What to work on: Retype the listing that follows, word for word.

+---+

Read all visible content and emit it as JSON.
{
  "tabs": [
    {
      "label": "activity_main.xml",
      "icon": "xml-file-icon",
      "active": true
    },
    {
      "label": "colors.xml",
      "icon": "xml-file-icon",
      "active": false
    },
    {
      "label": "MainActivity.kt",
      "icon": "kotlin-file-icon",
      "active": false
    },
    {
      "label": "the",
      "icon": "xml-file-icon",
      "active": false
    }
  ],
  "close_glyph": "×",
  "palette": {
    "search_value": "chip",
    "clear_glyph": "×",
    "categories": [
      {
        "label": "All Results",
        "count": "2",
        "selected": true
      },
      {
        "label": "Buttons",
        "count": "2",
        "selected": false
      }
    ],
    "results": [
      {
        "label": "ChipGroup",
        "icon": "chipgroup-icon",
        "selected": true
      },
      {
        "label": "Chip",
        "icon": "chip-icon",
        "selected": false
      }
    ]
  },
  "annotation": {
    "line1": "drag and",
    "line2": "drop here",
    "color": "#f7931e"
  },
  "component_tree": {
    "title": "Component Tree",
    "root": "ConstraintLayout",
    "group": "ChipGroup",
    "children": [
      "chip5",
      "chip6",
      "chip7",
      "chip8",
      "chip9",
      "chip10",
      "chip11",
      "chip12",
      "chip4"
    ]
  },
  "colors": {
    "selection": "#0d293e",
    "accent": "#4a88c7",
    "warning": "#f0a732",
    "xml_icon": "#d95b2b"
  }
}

+---+

Task response:
Read all visible content and emit it as JSON.
{
  "tabs": [
    {
      "label": "activity_main.xml",
      "icon": "xml-file-icon",
      "active": true
    },
    {
      "label": "colors.xml",
      "icon": "xml-file-icon",
      "active": false
    },
    {
      "label": "MainActivity.kt",
      "icon": "kotlin-file-icon",
      "active": false
    },
    {
      "label": "the",
      "icon": "xml-file-icon",
      "active": false
    }
  ],
  "close_glyph": "×",
  "palette": {
    "search_value": "chip",
    "clear_glyph": "×",
    "categories": [
      {
        "label": "All Results",
        "count": "2",
        "selected": true
      },
      {
        "label": "Buttons",
        "count": "2",
        "selected": false
      }
    ],
    "results": [
      {
        "label": "ChipGroup",
        "icon": "chipgroup-icon",
        "selected": true
      },
      {
        "label": "Chip",
        "icon": "chip-icon",
        "selected": false
      }
    ]
  },
  "annotation": {
    "line1": "drag and",
    "line2": "drop here",
    "color": "#f7931e"
  },
  "component_tree": {
    "title": "Component Tree",
    "root": "ConstraintLayout",
    "group": "ChipGroup",
    "children": [
      "chip5",
      "chip6",
      "chip7",
      "chip8",
      "chip9",
      "chip10",
      "chip11",
      "chip12",
      "chip4"
    ]
  },
  "colors": {
    "selection": "#0d293e",
    "accent": "#4a88c7",
    "warning": "#f0a732",
    "xml_icon": "#d95b2b"
  }
}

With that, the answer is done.